PROVIDED TEXT:
------------------------------------------------------------------------

If a function call is guaranteed to never be inlined, then it's ok to mark the declaration as not returning undef/poison.
But you can't mark the function definition as such, since the function may in fact return a poison and then you end up with UB.
For AMD's special load intrinsics, it's fine to mark them as non-undef/poison as long as they are not lowered to vanilla load instructions in SelDag. As then the lowering would be wrong. You need to keep the façade until assembly time.
The semantics needs to be consistent throughout the pipeline. It's ok to "lie" about the semantics of something, as long as the compiler never gets to see the real thing. The real stuff can only meet at linker time. At that point there's no poison or undef values, and therefore your promises about a function/instruction not returning undef/poison are correct.
That's why you can give whatever semantics you want to declarations, as long as you only see the definition in assembly/SelDag and the semantics you promised correspond to the asm/SelDag thing.
My 2 cents:
For the interp intrinsic even the underlying memory is sort of known to never contain poison. The data ultimately comes from an export out of a vertex shader, and *that* data could be poison, but there's a lot of fixed function hardware machinery in-between and we can always pretend that this machinery has a "freeze" somewhere. (This prevents a hypothetical transform that constant-propagates poison from the vertex shader into the fragment shader, but I really don't think that such a transform is useful for performance.)

------------------------------------------------------------------------

PROVIDED RECORDS:
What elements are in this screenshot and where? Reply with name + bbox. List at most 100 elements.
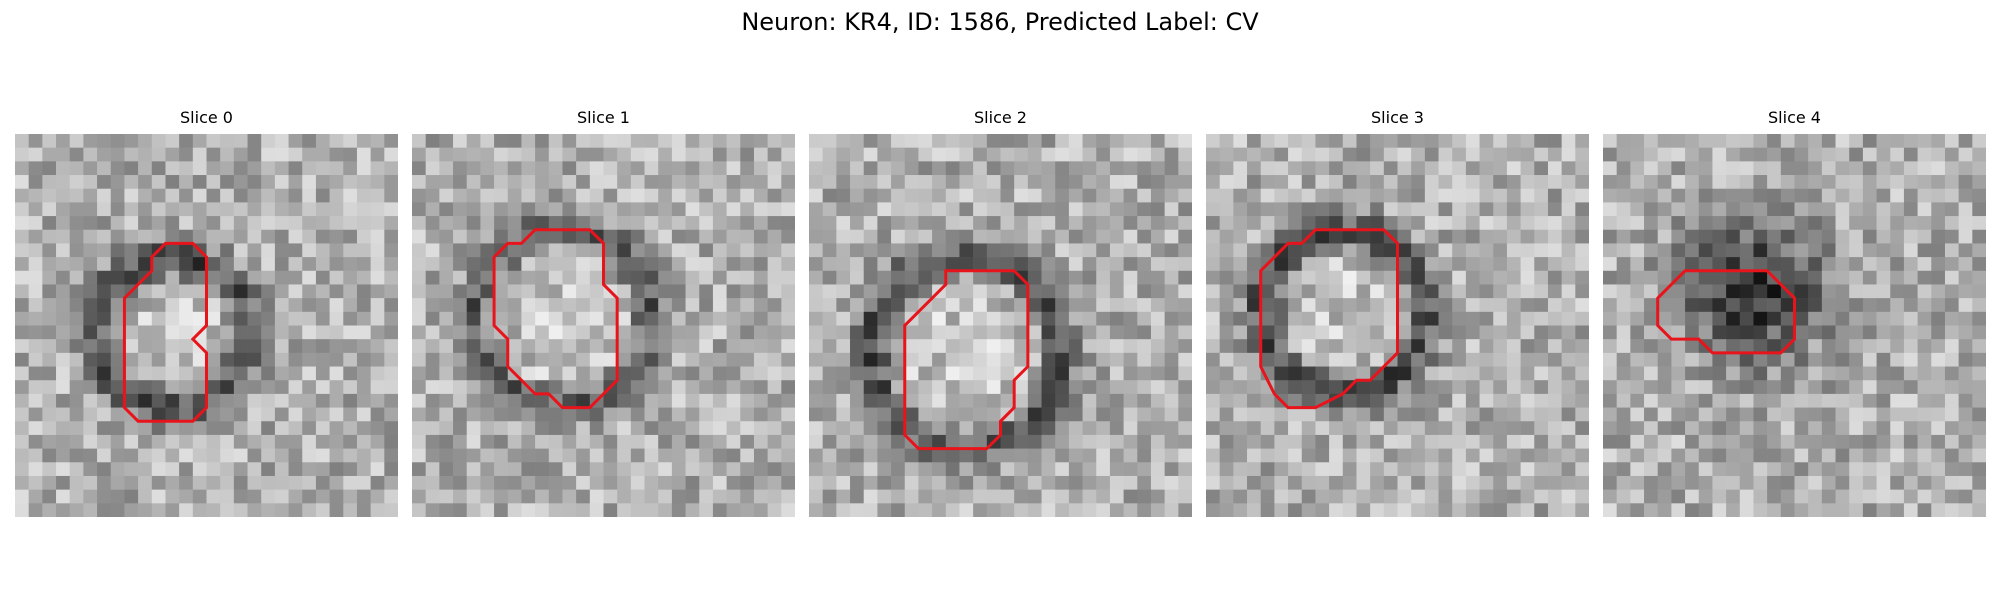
image-pixel	[617, 161, 632, 176]
image-pixel	[973, 311, 988, 326]
image-pixel	[1260, 448, 1275, 463]
image-pixel	[220, 393, 235, 408]
image-pixel	[644, 161, 659, 176]
image-pixel	[192, 421, 207, 436]
image-pixel	[740, 462, 755, 477]
image-pixel	[453, 202, 467, 217]
image-pixel	[1288, 366, 1303, 381]
image-pixel	[247, 311, 262, 326]
image-pixel	[15, 325, 29, 340]
image-pixel	[466, 393, 481, 408]
image-pixel	[1821, 229, 1836, 244]
image-pixel	[315, 366, 330, 381]
image-pixel	[1109, 161, 1124, 176]
image-pixel	[165, 352, 180, 367]
image-pixel	[959, 311, 974, 326]
image-pixel	[891, 339, 906, 354]
image-pixel	[918, 257, 933, 272]
image-pixel	[535, 448, 550, 463]
image-pixel	[562, 352, 577, 367]
image-pixel	[1520, 380, 1535, 395]
image-pixel	[822, 188, 837, 203]
image-pixel	[1712, 325, 1727, 340]
image-pixel	[1547, 229, 1562, 244]
image-pixel	[302, 475, 317, 490]
image-pixel	[179, 298, 194, 313]
image-pixel	[1767, 503, 1782, 517]
image-pixel	[1123, 216, 1138, 231]
image-pixel	[891, 380, 906, 395]
image-pixel	[945, 298, 960, 313]
image-pixel	[329, 380, 344, 395]
image-pixel	[247, 134, 262, 148]
image-pixel	[671, 434, 686, 449]
image-pixel	[1137, 325, 1152, 340]
image-pixel	[1493, 475, 1508, 490]
image-pixel	[1835, 188, 1850, 203]
image-pixel	[603, 352, 618, 367]
image-pixel	[1465, 202, 1480, 217]
image-pixel	[658, 503, 673, 517]
image-pixel	[1150, 202, 1165, 217]
image-pixel	[726, 407, 741, 422]
image-pixel	[412, 202, 426, 217]
image-pixel	[1247, 188, 1261, 203]
image-pixel	[918, 188, 933, 203]
image-pixel	[548, 380, 563, 395]
image-pixel	[356, 366, 371, 381]
image-pixel	[439, 352, 454, 367]
image-pixel	[1534, 393, 1549, 408]
image-pixel	[1644, 216, 1658, 231]
image-pixel	[1603, 175, 1617, 189]
image-pixel	[1465, 257, 1480, 272]
image-pixel	[1835, 284, 1850, 299]
image-pixel	[412, 175, 426, 189]
image-pixel	[425, 489, 440, 504]
image-pixel	[42, 270, 57, 285]
image-pixel	[206, 352, 221, 367]
image-pixel	[1274, 352, 1289, 367]
image-pixel	[1370, 229, 1385, 244]
image-pixel	[1726, 434, 1741, 449]
image-pixel	[1329, 380, 1344, 395]
image-pixel	[1274, 134, 1289, 148]
image-pixel	[1219, 216, 1234, 231]
image-pixel	[535, 407, 550, 422]
image-pixel	[850, 393, 864, 408]
image-pixel	[1068, 407, 1083, 422]
image-pixel	[288, 475, 303, 490]
image-pixel	[453, 270, 467, 285]
image-pixel	[370, 202, 385, 217]
image-pixel	[1726, 462, 1741, 477]
image-pixel	[1206, 475, 1220, 490]
image-pixel	[412, 489, 426, 504]
image-pixel	[1247, 352, 1261, 367]
image-pixel	[329, 161, 344, 176]
image-pixel	[1329, 257, 1344, 272]
image-pixel	[753, 380, 768, 395]
image-pixel	[1903, 366, 1918, 381]
image-pixel	[1780, 393, 1795, 408]
image-pixel	[1096, 448, 1111, 463]
image-pixel	[1247, 448, 1261, 463]
image-pixel	[1452, 216, 1467, 231]
image-pixel	[712, 380, 727, 395]
image-pixel	[1424, 147, 1439, 162]
image-pixel	[1438, 134, 1453, 148]
image-pixel	[206, 434, 221, 449]
image-pixel	[1178, 407, 1192, 422]
image-pixel	[1109, 134, 1124, 148]
image-pixel	[1493, 229, 1508, 244]
image-pixel	[412, 311, 426, 326]
image-pixel	[973, 393, 988, 408]
image-pixel	[1288, 475, 1303, 490]
image-pixel	[1096, 489, 1111, 504]
image-pixel	[1383, 188, 1398, 203]
image-pixel	[1370, 202, 1385, 217]
image-pixel	[1000, 393, 1015, 408]
image-pixel	[959, 216, 974, 231]
image-pixel	[850, 311, 864, 326]
image-pixel	[370, 257, 385, 272]
image-pixel	[192, 134, 207, 148]
image-pixel	[932, 325, 947, 340]
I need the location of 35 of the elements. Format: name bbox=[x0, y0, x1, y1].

------------------------------------------------------------------------

EXERCISE TASKS:
(1) Answer these questions from the thread on poison and undef semantics:
(a) Where does the data behind the interp intrinsic ultimately come from?
(b) At what point can the real stuff meet?
(c) What is the hypothetical transform that pretending the hardware has a "freeze" would prevent?
(2) Quote every sentence in the thread on poison and undef semantics that begins with the word "The".
(3) Please write the next part of the thread on poison and undef semantics, picking up after its final sentence.

ANSWERS TO THE EXERCISES:
(1)
(a) From an export out of a vertex shader.
(b) At linker time.
(c) A transform that constant-propagates poison from the vertex shader into the fragment shader.

(2)
- The semantics needs to be consistent throughout the pipeline.
- The real stuff can only meet at linker time.
- The data ultimately comes from an export out of a vertex shader, and *that* data could be poison, but there's a lot of fixed function hardware machinery in-between and we can always pretend that this machinery has a "freeze" somewhere.

(3)
I'm less comfortable about saying that readlane cannot create poison. Reading from an out-of-range lane is basically like reading from an arbitrary uninitialized register, which is basically the ur-version of poison. I'm not sure that it matters, but it *may* matter via fun facts like: readlane is memory(none), but if you duplicate it and the source lane is out of range, you may get different results from the duplicates. Even readfirstlane is "interesting": the only way for readfirstlane to return poison is if the input is poison; however it is sufficient for the input *in a different thread* to be poison. There may be dragons there.
Apart from that, I'm generally in favor of this change.
If we are agreed that intrinsics that map down to a normal arithmetic instruction should propagate poison, then I will rework this patch with a new NoCreatePoison intrinsic attribute.
Bunch more could be handled (I can’t name one that shouldn’t)